# TASK INPUTS:
- - - -
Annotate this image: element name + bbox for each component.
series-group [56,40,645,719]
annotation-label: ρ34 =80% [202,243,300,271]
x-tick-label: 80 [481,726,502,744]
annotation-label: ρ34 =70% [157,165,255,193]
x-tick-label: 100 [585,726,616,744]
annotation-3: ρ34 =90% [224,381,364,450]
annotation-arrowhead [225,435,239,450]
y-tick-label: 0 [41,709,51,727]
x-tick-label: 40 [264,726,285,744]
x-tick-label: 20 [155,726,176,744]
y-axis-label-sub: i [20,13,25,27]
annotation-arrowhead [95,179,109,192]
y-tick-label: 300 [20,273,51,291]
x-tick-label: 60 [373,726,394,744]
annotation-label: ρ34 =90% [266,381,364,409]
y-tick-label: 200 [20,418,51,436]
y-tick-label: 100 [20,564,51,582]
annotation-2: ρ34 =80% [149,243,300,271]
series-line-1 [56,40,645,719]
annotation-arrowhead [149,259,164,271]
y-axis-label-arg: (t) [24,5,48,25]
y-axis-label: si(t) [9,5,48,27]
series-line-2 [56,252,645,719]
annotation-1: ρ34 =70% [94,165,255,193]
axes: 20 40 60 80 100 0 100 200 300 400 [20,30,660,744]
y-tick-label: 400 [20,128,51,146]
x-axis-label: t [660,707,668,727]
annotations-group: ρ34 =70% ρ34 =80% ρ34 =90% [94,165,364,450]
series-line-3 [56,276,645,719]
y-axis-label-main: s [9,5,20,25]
- - - -
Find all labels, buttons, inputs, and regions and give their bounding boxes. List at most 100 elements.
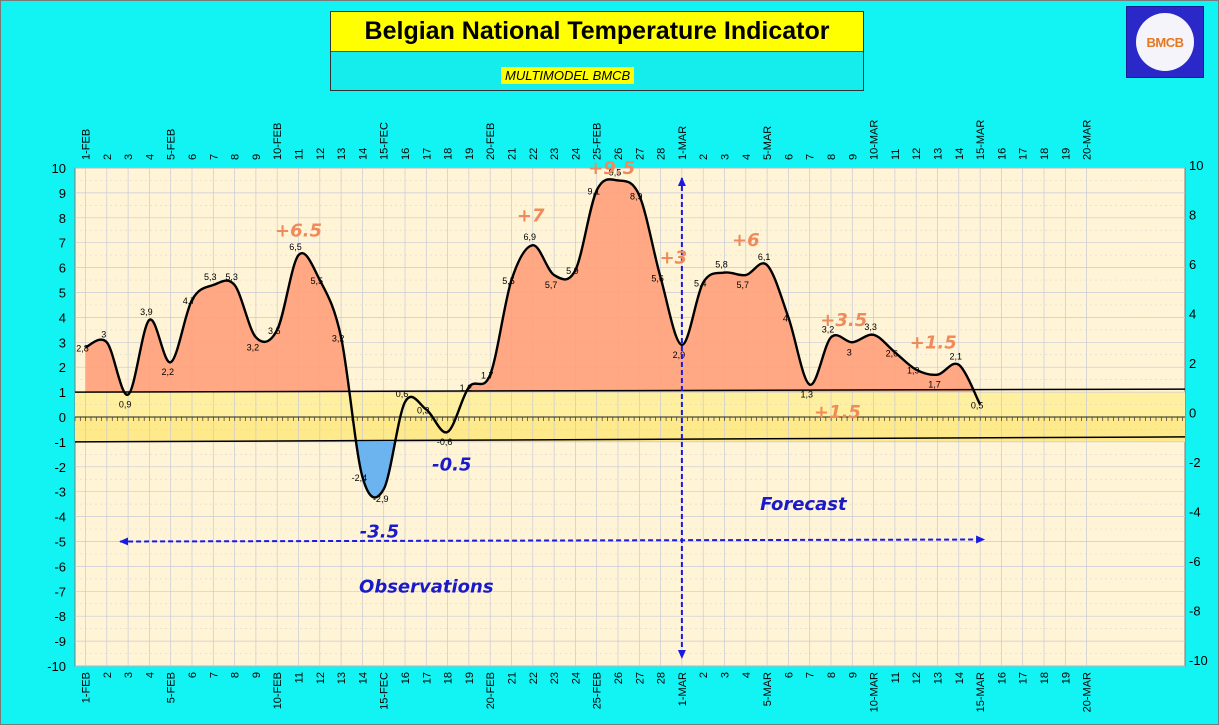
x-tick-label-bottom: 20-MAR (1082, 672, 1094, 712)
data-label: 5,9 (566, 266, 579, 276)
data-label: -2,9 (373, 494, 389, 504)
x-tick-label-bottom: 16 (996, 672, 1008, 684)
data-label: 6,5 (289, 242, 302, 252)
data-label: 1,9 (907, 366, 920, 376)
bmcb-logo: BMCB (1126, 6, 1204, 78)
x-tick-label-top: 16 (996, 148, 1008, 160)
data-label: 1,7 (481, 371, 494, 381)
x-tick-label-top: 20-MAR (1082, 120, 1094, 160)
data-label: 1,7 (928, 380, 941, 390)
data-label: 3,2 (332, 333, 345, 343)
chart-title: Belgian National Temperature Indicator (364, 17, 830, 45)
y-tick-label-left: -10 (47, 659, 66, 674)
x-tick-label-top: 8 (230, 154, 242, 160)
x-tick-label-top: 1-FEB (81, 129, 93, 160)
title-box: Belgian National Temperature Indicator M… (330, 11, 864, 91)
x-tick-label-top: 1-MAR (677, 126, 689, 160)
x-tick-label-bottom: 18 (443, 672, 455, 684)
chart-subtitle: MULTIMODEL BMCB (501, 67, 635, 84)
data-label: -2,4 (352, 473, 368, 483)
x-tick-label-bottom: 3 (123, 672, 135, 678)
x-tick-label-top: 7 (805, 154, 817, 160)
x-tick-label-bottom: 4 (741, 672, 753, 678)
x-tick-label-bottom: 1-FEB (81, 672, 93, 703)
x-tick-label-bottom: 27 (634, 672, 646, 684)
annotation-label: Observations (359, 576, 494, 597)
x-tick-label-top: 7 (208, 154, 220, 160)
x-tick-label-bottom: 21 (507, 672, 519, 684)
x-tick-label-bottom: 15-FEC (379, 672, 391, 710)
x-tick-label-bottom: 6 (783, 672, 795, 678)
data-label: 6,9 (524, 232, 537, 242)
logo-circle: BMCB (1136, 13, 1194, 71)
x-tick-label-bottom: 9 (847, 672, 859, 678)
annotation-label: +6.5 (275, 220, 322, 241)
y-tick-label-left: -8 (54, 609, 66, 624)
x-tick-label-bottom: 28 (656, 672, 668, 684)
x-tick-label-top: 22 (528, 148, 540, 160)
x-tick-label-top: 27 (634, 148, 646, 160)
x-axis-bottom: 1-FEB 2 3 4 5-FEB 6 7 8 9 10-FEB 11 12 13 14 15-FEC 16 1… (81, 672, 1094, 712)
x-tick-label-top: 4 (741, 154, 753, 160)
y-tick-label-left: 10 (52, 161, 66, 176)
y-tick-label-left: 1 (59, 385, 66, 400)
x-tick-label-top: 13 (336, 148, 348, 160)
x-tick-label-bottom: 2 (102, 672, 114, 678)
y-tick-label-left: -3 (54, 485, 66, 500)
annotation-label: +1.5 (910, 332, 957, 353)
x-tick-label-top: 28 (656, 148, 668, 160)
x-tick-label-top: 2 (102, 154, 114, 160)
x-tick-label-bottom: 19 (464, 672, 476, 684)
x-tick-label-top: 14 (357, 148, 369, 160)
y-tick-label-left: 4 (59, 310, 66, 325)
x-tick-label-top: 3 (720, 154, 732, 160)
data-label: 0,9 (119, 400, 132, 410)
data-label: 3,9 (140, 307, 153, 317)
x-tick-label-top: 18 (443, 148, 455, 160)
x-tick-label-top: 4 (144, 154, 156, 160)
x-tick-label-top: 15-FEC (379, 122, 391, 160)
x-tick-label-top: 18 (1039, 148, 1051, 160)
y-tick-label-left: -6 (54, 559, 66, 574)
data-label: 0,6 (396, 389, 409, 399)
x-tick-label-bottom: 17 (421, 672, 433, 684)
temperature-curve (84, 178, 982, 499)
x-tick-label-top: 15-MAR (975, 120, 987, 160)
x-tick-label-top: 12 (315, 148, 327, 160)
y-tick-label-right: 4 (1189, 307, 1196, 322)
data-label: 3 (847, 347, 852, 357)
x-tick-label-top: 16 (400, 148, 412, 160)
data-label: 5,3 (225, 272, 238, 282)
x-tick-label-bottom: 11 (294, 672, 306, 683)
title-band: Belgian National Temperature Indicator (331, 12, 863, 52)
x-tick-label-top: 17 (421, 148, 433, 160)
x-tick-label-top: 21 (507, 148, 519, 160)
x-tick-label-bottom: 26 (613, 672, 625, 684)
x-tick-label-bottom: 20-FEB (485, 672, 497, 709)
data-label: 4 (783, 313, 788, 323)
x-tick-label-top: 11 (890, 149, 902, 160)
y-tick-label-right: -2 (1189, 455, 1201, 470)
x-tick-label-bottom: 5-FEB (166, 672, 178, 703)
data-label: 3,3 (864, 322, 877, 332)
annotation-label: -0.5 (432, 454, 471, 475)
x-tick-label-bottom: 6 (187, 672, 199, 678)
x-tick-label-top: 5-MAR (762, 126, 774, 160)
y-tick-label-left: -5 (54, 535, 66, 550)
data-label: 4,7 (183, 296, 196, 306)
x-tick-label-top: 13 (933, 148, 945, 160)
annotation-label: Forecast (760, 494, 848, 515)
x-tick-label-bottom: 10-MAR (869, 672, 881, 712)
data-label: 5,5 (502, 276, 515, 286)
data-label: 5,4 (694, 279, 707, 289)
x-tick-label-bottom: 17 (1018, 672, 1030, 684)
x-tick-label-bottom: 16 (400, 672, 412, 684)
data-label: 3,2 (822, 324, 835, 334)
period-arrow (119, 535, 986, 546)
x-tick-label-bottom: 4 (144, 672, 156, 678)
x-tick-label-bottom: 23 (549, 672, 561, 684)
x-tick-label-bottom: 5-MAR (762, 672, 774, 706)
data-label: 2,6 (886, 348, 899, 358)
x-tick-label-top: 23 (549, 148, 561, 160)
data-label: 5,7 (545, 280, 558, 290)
- - - -
# PROBLEM STATEMENT:
Format the lines from the one containing "Annotate this image: element" through the one containing "y-tick-label: 300 [20,273,51,291]", both included, as a JSON list of strings with one string per line, skipping any blank lines.

# FINISHED EXERCISE:
[
  "Annotate this image: element name + bbox for each component.",
  "series-group [56,40,645,719]",
  "annotation-label: ρ34 =80% [202,243,300,271]",
  "x-tick-label: 80 [481,726,502,744]",
  "annotation-label: ρ34 =70% [157,165,255,193]",
  "x-tick-label: 100 [585,726,616,744]",
  "annotation-3: ρ34 =90% [224,381,364,450]",
  "annotation-arrowhead [225,435,239,450]",
  "y-tick-label: 0 [41,709,51,727]",
  "x-tick-label: 40 [264,726,285,744]",
  "x-tick-label: 20 [155,726,176,744]",
  "y-axis-label-sub: i [20,13,25,27]",
  "annotation-arrowhead [95,179,109,192]",
  "y-tick-label: 300 [20,273,51,291]"
]